Omit the images. Copy each entry word for word.

Items from a data source:
·····
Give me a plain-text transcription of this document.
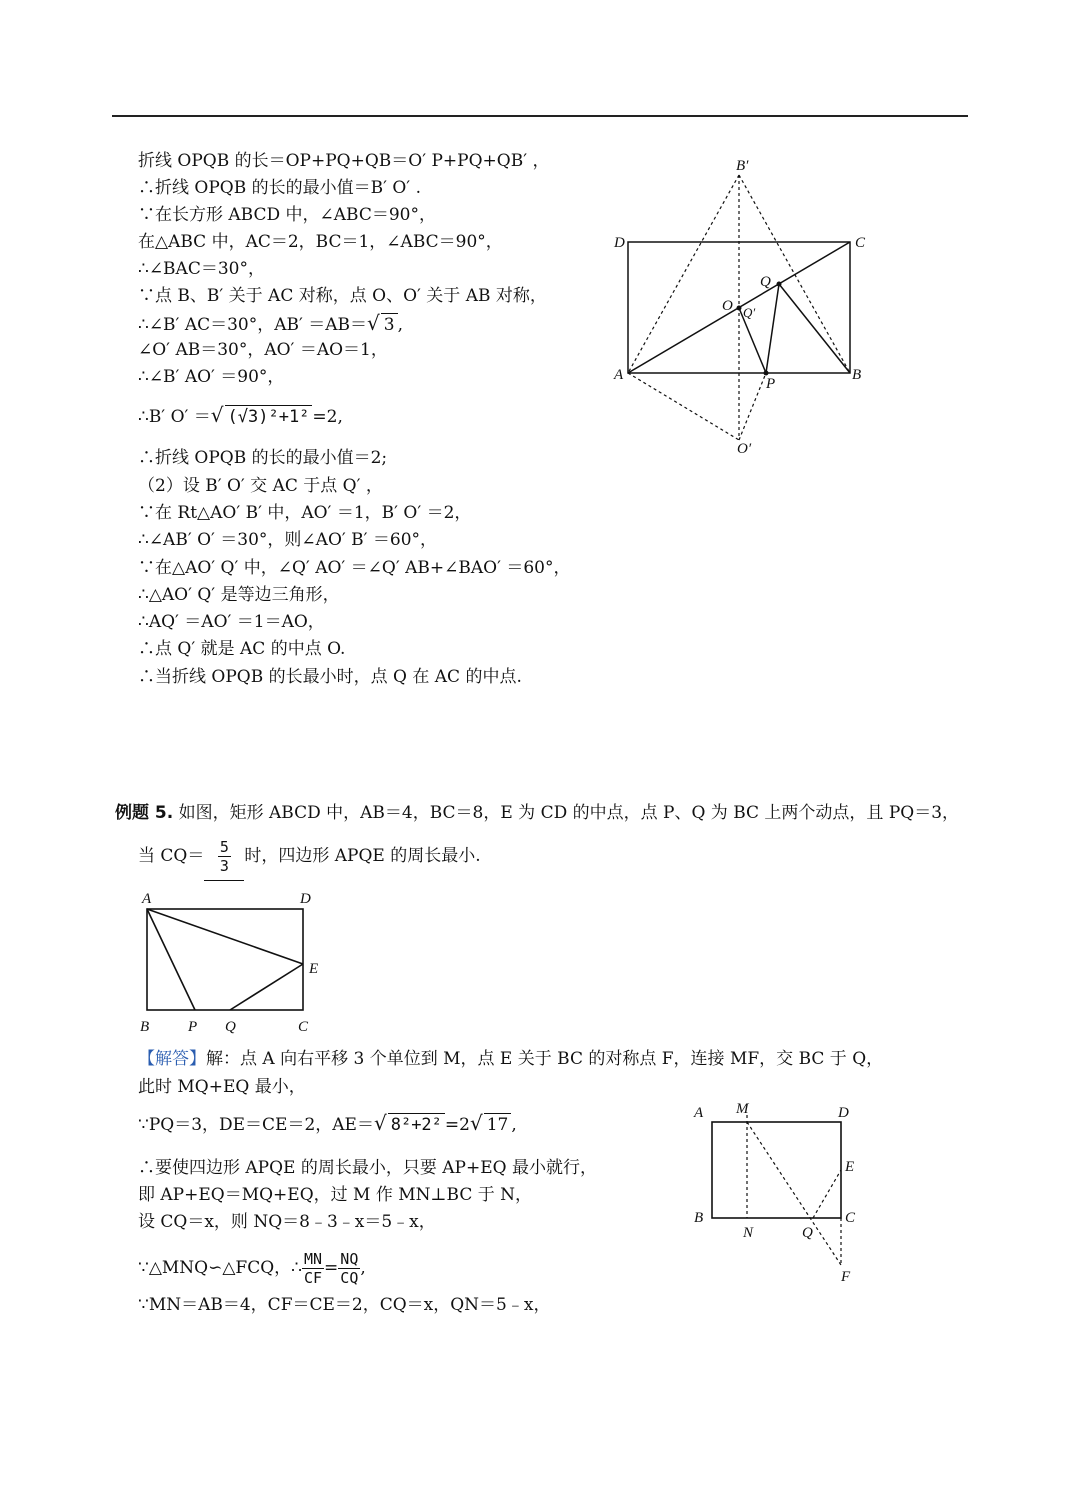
折线 OPQB 的长＝OP+PQ+QB＝O′ P+PQ+QB′ ，
∴折线 OPQB 的长的最小值＝B′ O′ .
∵在长方形 ABCD 中，∠ABC＝90°，
在△ABC 中，AC＝2，BC＝1，∠ABC＝90°，
∴∠BAC＝30°，
∵点 B、B′ 关于 AC 对称，点 O、O′ 关于 AB 对称，
∴∠B′ AC＝30°，AB′ ＝AB＝√ 3 ,
∠O′ AB＝30°，AO′ ＝AO＝1，
∴∠B′ AO′ ＝90°，
∴B′ O′ ＝√ (√3)²+1² =2,
∴折线 OPQB 的长的最小值＝2;
（2）设 B′ O′ 交 AC 于点 Q′ ，
∵在 Rt△AO′ B′ 中，AO′ ＝1，B′ O′ ＝2，
∴∠AB′ O′ ＝30°，则∠AO′ B′ ＝60°，
∵在△AO′ Q′ 中，∠Q′ AO′ ＝∠Q′ AB+∠BAO′ ＝60°，
∴△AO′ Q′ 是等边三角形，
∴AQ′ ＝AO′ ＝1＝AO，
∴点 Q′ 就是 AC 的中点 O.
∴当折线 OPQB 的长最小时，点 Q 在 AC 的中点.
B′
D	C
Q
O Q′
A
P
B
O′
例题 5. 如图，矩形 ABCD 中，AB＝4，BC＝8，E 为 CD 的中点，点 P、Q 为 BC 上两个动点，且 PQ＝3，
当 $CQ= \frac{5}{3}$ 时，四边形 APQE 的周长最小.
A	D
E
B	P Q	C
【解答】解：点 A 向右平移 3 个单位到 M，点 E 关于 BC 的对称点 F，连接 MF，交 BC 于 Q，
此时 MQ+EQ 最小，
∵PQ＝3，DE＝CE＝2，AE＝√ 8²+2² =2√ 17 ,
∴要使四边形 APQE 的周长最小，只要 AP+EQ 最小就行，
即 AP+EQ＝MQ+EQ，过 M 作 MN⊥BC 于 N，
设 CQ＝x，则 NQ＝8﹣3﹣x＝5﹣x，
∵△MNQ∽△FCQ，∴ $\frac{MN}{CF} = \frac{NQ}{CQ}$ ,
∵MN＝AB＝4，CF＝CE＝2，CQ＝x，QN＝5﹣x，
A M	D
E
B
N	Q
C
F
·····
### Solution to the problem
Give me a plain-text transcription of this document.
折线 OPQB 的长＝OP+PQ+QB＝O′ P+PQ+QB′ ，
∴折线 OPQB 的长的最小值＝B′ O′ .
∵在长方形 ABCD 中，∠ABC＝90°，
在△ABC 中，AC＝2，BC＝1，∠ABC＝90°，
∴∠BAC＝30°，
∵点 B、B′ 关于 AC 对称，点 O、O′ 关于 AB 对称，
∴∠B′ AC＝30°，AB′ ＝AB＝√ 3 ,
∠O′ AB＝30°，AO′ ＝AO＝1，
∴∠B′ AO′ ＝90°，
∴B′ O′ ＝√ (√3)²+1² =2,
∴折线 OPQB 的长的最小值＝2;
（2）设 B′ O′ 交 AC 于点 Q′ ，
∵在 Rt△AO′ B′ 中，AO′ ＝1，B′ O′ ＝2，
∴∠AB′ O′ ＝30°，则∠AO′ B′ ＝60°，
∵在△AO′ Q′ 中，∠Q′ AO′ ＝∠Q′ AB+∠BAO′ ＝60°，
∴△AO′ Q′ 是等边三角形，
∴AQ′ ＝AO′ ＝1＝AO，
∴点 Q′ 就是 AC 的中点 O.
∴当折线 OPQB 的长最小时，点 Q 在 AC 的中点.
B′
D	C
Q
O Q′
A
P
B
O′
例题 5. 如图，矩形 ABCD 中，AB＝4，BC＝8，E 为 CD 的中点，点 P、Q 为 BC 上两个动点，且 PQ＝3，
当 $CQ= \frac{5}{3}$ 时，四边形 APQE 的周长最小.
A	D
E
B	P Q	C
【解答】解：点 A 向右平移 3 个单位到 M，点 E 关于 BC 的对称点 F，连接 MF，交 BC 于 Q，
此时 MQ+EQ 最小，
∵PQ＝3，DE＝CE＝2，AE＝√ 8²+2² =2√ 17 ,
∴要使四边形 APQE 的周长最小，只要 AP+EQ 最小就行，
即 AP+EQ＝MQ+EQ，过 M 作 MN⊥BC 于 N，
设 CQ＝x，则 NQ＝8﹣3﹣x＝5﹣x，
∵△MNQ∽△FCQ，∴ $\frac{MN}{CF} = \frac{NQ}{CQ}$ ,
∵MN＝AB＝4，CF＝CE＝2，CQ＝x，QN＝5﹣x，
A M	D
E
B
N	Q
C
F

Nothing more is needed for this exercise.